Dataset items

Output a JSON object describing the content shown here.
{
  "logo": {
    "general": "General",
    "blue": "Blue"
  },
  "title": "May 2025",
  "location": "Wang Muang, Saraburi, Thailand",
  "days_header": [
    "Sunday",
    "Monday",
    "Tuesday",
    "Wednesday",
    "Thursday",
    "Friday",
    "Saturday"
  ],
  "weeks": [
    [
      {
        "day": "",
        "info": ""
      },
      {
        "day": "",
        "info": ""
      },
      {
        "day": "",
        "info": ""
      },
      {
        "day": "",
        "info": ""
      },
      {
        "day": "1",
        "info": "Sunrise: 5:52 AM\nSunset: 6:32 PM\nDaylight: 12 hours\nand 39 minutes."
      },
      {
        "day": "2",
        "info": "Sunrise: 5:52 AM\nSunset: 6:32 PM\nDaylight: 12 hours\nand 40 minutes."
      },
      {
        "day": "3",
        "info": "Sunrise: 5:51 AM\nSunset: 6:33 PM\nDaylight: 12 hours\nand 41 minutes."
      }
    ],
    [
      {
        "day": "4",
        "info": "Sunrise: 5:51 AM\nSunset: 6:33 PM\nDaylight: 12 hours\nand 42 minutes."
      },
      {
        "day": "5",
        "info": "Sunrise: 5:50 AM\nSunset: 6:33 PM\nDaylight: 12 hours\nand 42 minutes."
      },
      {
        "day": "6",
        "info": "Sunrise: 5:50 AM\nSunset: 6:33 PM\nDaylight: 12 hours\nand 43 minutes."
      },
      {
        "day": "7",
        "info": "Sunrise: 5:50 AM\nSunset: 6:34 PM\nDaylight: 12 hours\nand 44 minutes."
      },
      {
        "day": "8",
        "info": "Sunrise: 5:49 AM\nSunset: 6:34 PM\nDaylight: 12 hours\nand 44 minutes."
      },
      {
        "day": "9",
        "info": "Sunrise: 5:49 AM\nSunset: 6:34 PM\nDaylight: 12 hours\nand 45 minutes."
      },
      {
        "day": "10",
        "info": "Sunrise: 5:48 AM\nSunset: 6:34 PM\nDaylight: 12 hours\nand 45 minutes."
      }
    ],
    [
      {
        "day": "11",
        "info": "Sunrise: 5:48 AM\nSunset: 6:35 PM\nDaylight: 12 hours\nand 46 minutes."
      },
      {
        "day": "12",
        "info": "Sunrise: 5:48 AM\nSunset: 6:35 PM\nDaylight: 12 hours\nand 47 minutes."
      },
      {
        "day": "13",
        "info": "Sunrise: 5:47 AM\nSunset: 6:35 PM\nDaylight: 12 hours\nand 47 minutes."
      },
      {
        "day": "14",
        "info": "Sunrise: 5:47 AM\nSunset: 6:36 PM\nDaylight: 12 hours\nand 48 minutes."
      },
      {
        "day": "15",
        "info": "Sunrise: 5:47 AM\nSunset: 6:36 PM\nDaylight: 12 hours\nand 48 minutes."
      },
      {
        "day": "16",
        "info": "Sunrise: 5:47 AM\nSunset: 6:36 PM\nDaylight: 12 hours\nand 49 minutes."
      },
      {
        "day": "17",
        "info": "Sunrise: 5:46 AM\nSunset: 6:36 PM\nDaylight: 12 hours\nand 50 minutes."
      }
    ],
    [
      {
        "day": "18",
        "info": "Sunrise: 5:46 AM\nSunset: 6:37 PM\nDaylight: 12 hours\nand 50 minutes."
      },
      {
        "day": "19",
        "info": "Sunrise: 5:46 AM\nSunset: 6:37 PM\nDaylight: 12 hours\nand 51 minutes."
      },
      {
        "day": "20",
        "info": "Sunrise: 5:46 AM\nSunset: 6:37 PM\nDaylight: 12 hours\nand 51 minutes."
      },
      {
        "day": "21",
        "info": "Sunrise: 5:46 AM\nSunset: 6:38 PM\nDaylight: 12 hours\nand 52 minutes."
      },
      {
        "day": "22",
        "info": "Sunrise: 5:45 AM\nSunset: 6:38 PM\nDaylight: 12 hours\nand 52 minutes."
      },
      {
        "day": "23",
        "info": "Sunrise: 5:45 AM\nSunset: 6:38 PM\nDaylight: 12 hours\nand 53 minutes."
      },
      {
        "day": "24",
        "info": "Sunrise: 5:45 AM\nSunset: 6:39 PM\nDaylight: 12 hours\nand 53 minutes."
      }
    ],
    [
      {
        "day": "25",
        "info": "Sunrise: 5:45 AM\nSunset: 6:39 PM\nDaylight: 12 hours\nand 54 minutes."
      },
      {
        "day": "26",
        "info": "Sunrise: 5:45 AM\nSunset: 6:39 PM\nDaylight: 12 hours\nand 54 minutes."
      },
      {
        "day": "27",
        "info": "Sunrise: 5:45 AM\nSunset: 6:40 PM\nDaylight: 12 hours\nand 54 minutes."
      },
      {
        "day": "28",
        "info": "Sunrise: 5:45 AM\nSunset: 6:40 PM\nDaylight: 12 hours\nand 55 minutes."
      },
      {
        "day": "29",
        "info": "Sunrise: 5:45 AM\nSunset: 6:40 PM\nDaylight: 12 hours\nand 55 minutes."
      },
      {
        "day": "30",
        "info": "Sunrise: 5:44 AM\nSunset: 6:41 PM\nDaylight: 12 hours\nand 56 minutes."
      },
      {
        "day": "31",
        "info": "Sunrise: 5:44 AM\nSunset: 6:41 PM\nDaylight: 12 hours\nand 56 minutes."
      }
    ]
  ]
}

_TASK STATEMENT_: All the entries above need to be reproduced exactly.

_FINISHED TASK_:
Output a JSON object describing the content shown here.
{
  "logo": {
    "general": "General",
    "blue": "Blue"
  },
  "title": "May 2025",
  "location": "Wang Muang, Saraburi, Thailand",
  "days_header": [
    "Sunday",
    "Monday",
    "Tuesday",
    "Wednesday",
    "Thursday",
    "Friday",
    "Saturday"
  ],
  "weeks": [
    [
      {
        "day": "",
        "info": ""
      },
      {
        "day": "",
        "info": ""
      },
      {
        "day": "",
        "info": ""
      },
      {
        "day": "",
        "info": ""
      },
      {
        "day": "1",
        "info": "Sunrise: 5:52 AM\nSunset: 6:32 PM\nDaylight: 12 hours\nand 39 minutes."
      },
      {
        "day": "2",
        "info": "Sunrise: 5:52 AM\nSunset: 6:32 PM\nDaylight: 12 hours\nand 40 minutes."
      },
      {
        "day": "3",
        "info": "Sunrise: 5:51 AM\nSunset: 6:33 PM\nDaylight: 12 hours\nand 41 minutes."
      }
    ],
    [
      {
        "day": "4",
        "info": "Sunrise: 5:51 AM\nSunset: 6:33 PM\nDaylight: 12 hours\nand 42 minutes."
      },
      {
        "day": "5",
        "info": "Sunrise: 5:50 AM\nSunset: 6:33 PM\nDaylight: 12 hours\nand 42 minutes."
      },
      {
        "day": "6",
        "info": "Sunrise: 5:50 AM\nSunset: 6:33 PM\nDaylight: 12 hours\nand 43 minutes."
      },
      {
        "day": "7",
        "info": "Sunrise: 5:50 AM\nSunset: 6:34 PM\nDaylight: 12 hours\nand 44 minutes."
      },
      {
        "day": "8",
        "info": "Sunrise: 5:49 AM\nSunset: 6:34 PM\nDaylight: 12 hours\nand 44 minutes."
      },
      {
        "day": "9",
        "info": "Sunrise: 5:49 AM\nSunset: 6:34 PM\nDaylight: 12 hours\nand 45 minutes."
      },
      {
        "day": "10",
        "info": "Sunrise: 5:48 AM\nSunset: 6:34 PM\nDaylight: 12 hours\nand 45 minutes."
      }
    ],
    [
      {
        "day": "11",
        "info": "Sunrise: 5:48 AM\nSunset: 6:35 PM\nDaylight: 12 hours\nand 46 minutes."
      },
      {
        "day": "12",
        "info": "Sunrise: 5:48 AM\nSunset: 6:35 PM\nDaylight: 12 hours\nand 47 minutes."
      },
      {
        "day": "13",
        "info": "Sunrise: 5:47 AM\nSunset: 6:35 PM\nDaylight: 12 hours\nand 47 minutes."
      },
      {
        "day": "14",
        "info": "Sunrise: 5:47 AM\nSunset: 6:36 PM\nDaylight: 12 hours\nand 48 minutes."
      },
      {
        "day": "15",
        "info": "Sunrise: 5:47 AM\nSunset: 6:36 PM\nDaylight: 12 hours\nand 48 minutes."
      },
      {
        "day": "16",
        "info": "Sunrise: 5:47 AM\nSunset: 6:36 PM\nDaylight: 12 hours\nand 49 minutes."
      },
      {
        "day": "17",
        "info": "Sunrise: 5:46 AM\nSunset: 6:36 PM\nDaylight: 12 hours\nand 50 minutes."
      }
    ],
    [
      {
        "day": "18",
        "info": "Sunrise: 5:46 AM\nSunset: 6:37 PM\nDaylight: 12 hours\nand 50 minutes."
      },
      {
        "day": "19",
        "info": "Sunrise: 5:46 AM\nSunset: 6:37 PM\nDaylight: 12 hours\nand 51 minutes."
      },
      {
        "day": "20",
        "info": "Sunrise: 5:46 AM\nSunset: 6:37 PM\nDaylight: 12 hours\nand 51 minutes."
      },
      {
        "day": "21",
        "info": "Sunrise: 5:46 AM\nSunset: 6:38 PM\nDaylight: 12 hours\nand 52 minutes."
      },
      {
        "day": "22",
        "info": "Sunrise: 5:45 AM\nSunset: 6:38 PM\nDaylight: 12 hours\nand 52 minutes."
      },
      {
        "day": "23",
        "info": "Sunrise: 5:45 AM\nSunset: 6:38 PM\nDaylight: 12 hours\nand 53 minutes."
      },
      {
        "day": "24",
        "info": "Sunrise: 5:45 AM\nSunset: 6:39 PM\nDaylight: 12 hours\nand 53 minutes."
      }
    ],
    [
      {
        "day": "25",
        "info": "Sunrise: 5:45 AM\nSunset: 6:39 PM\nDaylight: 12 hours\nand 54 minutes."
      },
      {
        "day": "26",
        "info": "Sunrise: 5:45 AM\nSunset: 6:39 PM\nDaylight: 12 hours\nand 54 minutes."
      },
      {
        "day": "27",
        "info": "Sunrise: 5:45 AM\nSunset: 6:40 PM\nDaylight: 12 hours\nand 54 minutes."
      },
      {
        "day": "28",
        "info": "Sunrise: 5:45 AM\nSunset: 6:40 PM\nDaylight: 12 hours\nand 55 minutes."
      },
      {
        "day": "29",
        "info": "Sunrise: 5:45 AM\nSunset: 6:40 PM\nDaylight: 12 hours\nand 55 minutes."
      },
      {
        "day": "30",
        "info": "Sunrise: 5:44 AM\nSunset: 6:41 PM\nDaylight: 12 hours\nand 56 minutes."
      },
      {
        "day": "31",
        "info": "Sunrise: 5:44 AM\nSunset: 6:41 PM\nDaylight: 12 hours\nand 56 minutes."
      }
    ]
  ]
}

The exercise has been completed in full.